Objective:
Give back the records below exactly, every one, with no pictures.

......

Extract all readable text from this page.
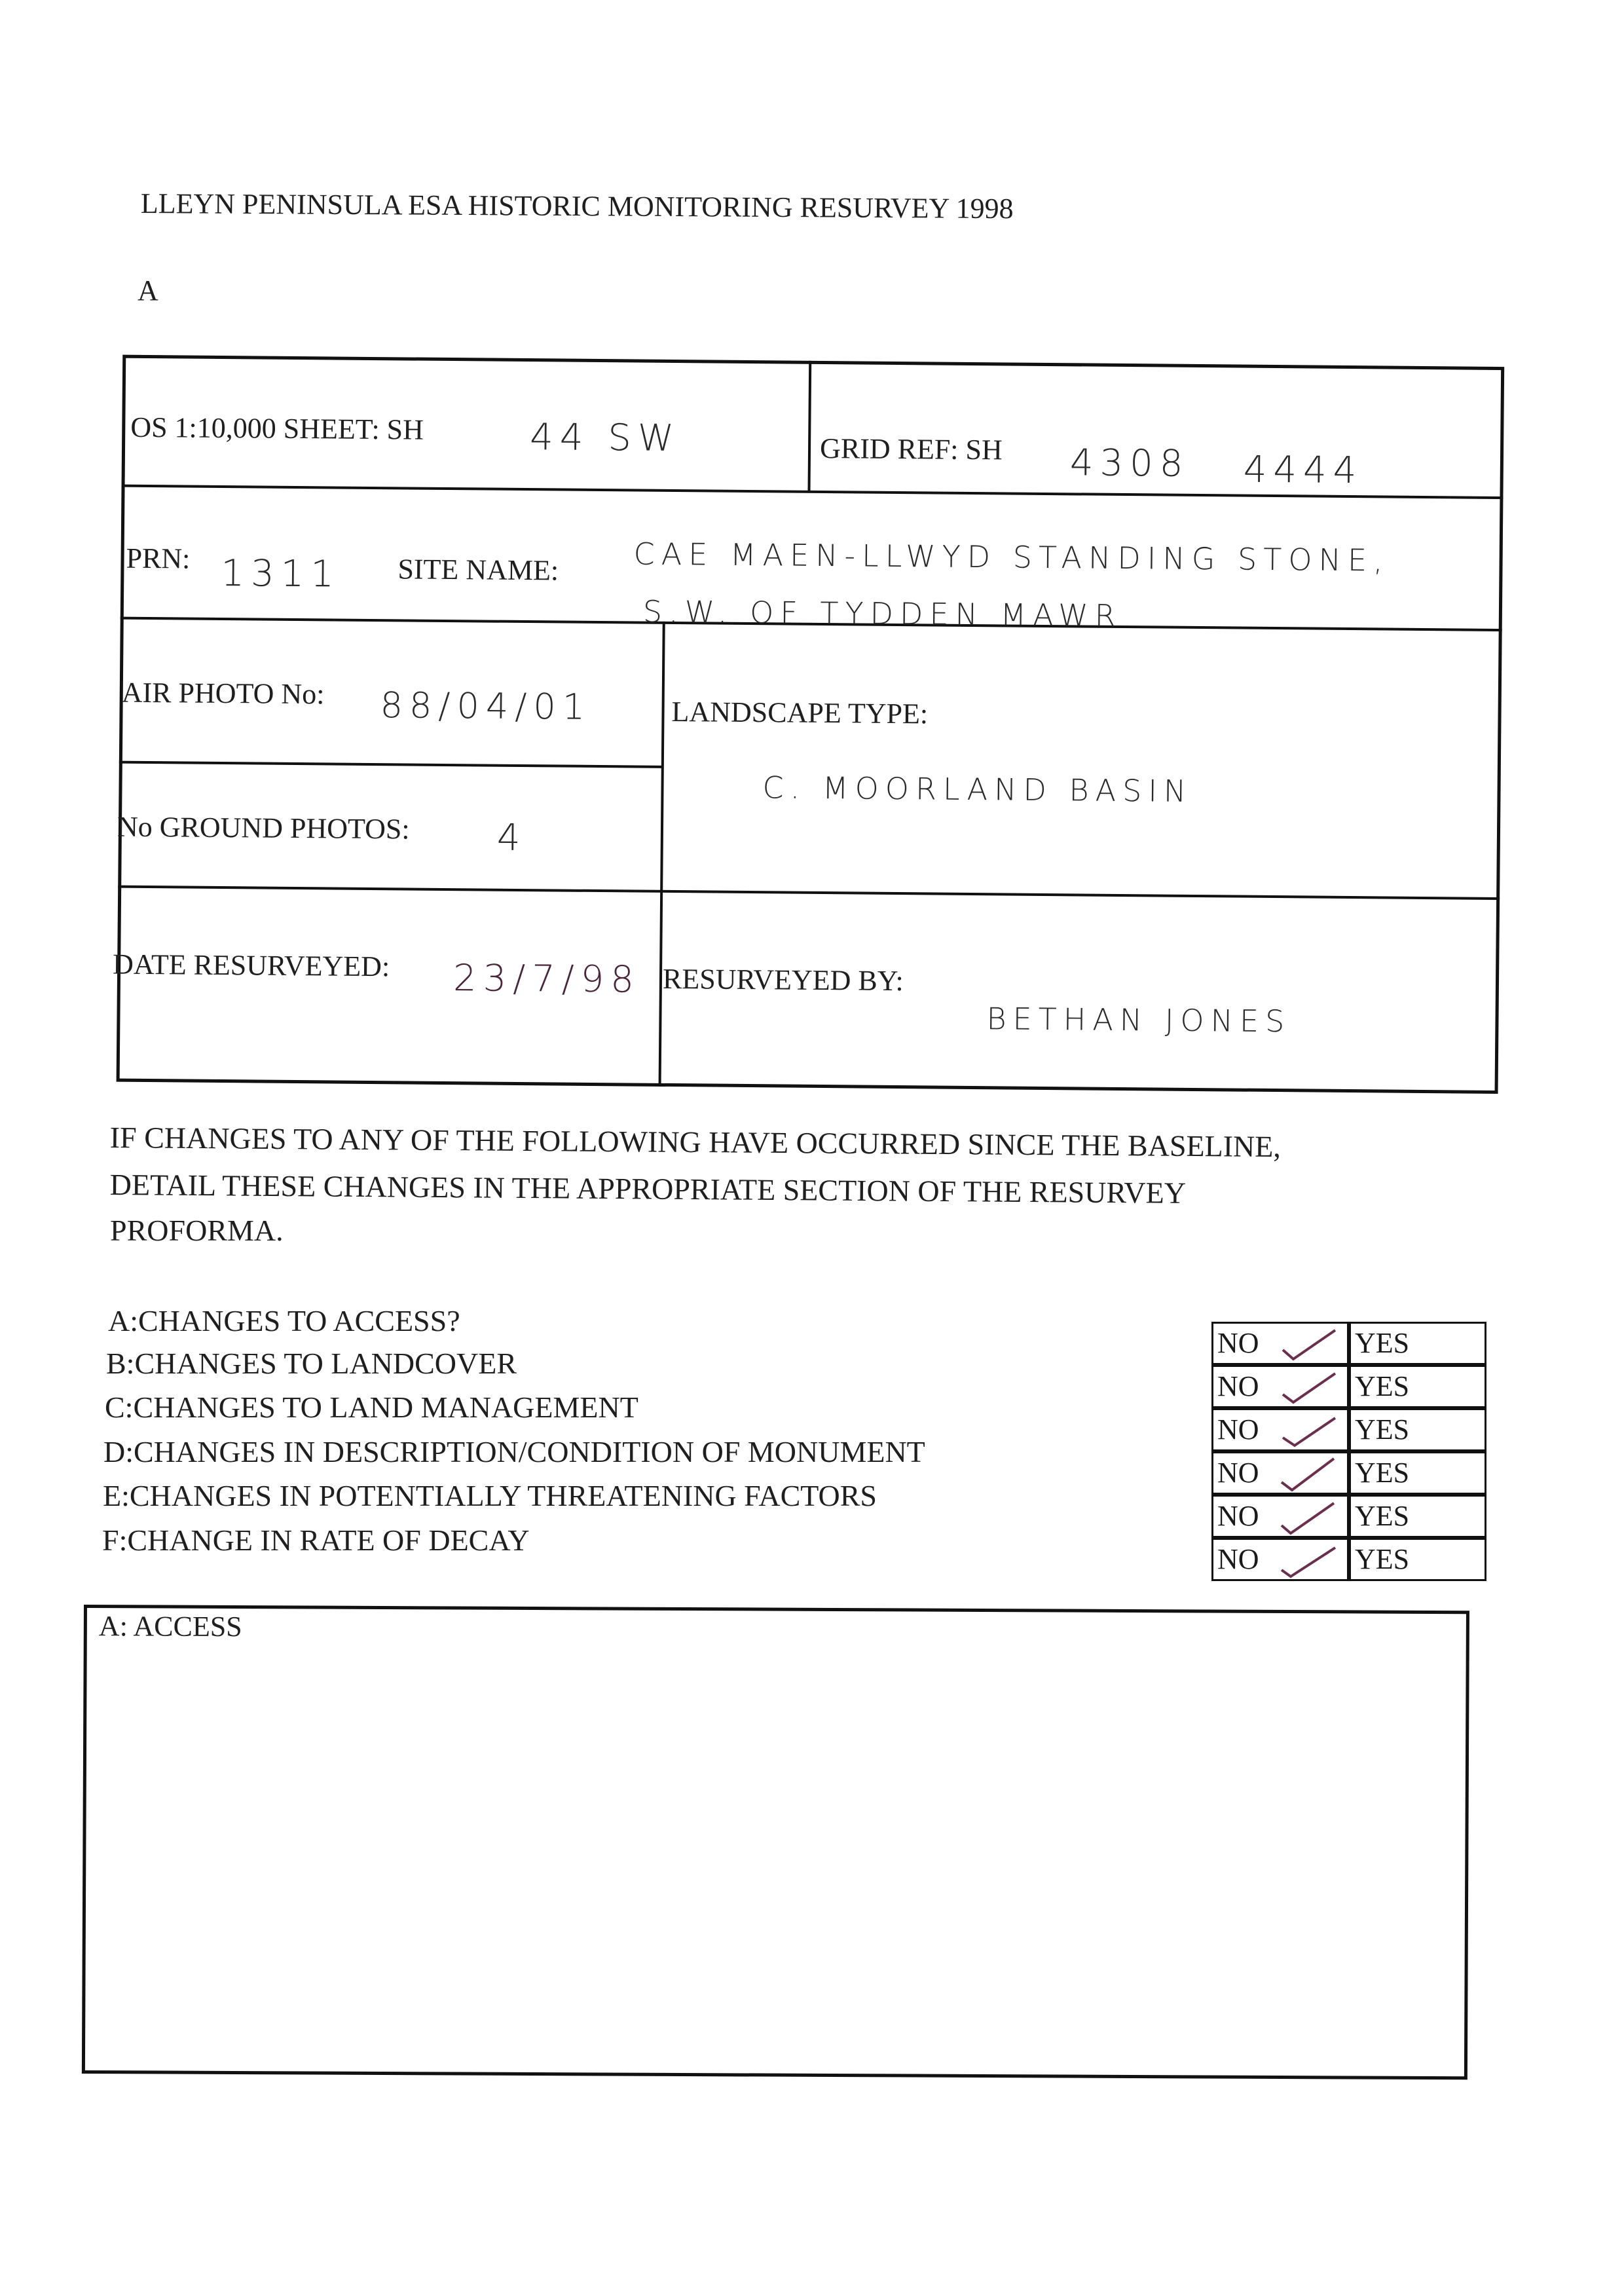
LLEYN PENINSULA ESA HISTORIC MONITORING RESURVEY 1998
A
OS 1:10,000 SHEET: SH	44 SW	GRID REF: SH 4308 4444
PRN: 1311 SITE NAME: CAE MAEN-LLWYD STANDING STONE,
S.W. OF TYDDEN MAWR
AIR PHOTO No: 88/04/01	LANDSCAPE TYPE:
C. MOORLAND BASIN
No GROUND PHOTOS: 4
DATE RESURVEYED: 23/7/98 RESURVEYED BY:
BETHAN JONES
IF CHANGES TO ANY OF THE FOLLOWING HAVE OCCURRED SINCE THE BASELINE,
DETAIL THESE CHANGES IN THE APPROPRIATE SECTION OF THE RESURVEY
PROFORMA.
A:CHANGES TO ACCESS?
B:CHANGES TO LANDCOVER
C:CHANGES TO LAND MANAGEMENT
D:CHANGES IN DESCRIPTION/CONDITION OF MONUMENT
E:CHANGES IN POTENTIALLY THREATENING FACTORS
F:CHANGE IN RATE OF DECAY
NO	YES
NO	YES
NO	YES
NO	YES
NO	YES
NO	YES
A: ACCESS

......

Complete response:
Extract all readable text from this page.
LLEYN PENINSULA ESA HISTORIC MONITORING RESURVEY 1998
A
OS 1:10,000 SHEET: SH	44 SW	GRID REF: SH 4308 4444
PRN: 1311 SITE NAME: CAE MAEN-LLWYD STANDING STONE,
S.W. OF TYDDEN MAWR
AIR PHOTO No: 88/04/01	LANDSCAPE TYPE:
C. MOORLAND BASIN
No GROUND PHOTOS: 4
DATE RESURVEYED: 23/7/98 RESURVEYED BY:
BETHAN JONES
IF CHANGES TO ANY OF THE FOLLOWING HAVE OCCURRED SINCE THE BASELINE,
DETAIL THESE CHANGES IN THE APPROPRIATE SECTION OF THE RESURVEY
PROFORMA.
A:CHANGES TO ACCESS?
B:CHANGES TO LANDCOVER
C:CHANGES TO LAND MANAGEMENT
D:CHANGES IN DESCRIPTION/CONDITION OF MONUMENT
E:CHANGES IN POTENTIALLY THREATENING FACTORS
F:CHANGE IN RATE OF DECAY
NO	YES
NO	YES
NO	YES
NO	YES
NO	YES
NO	YES
A: ACCESS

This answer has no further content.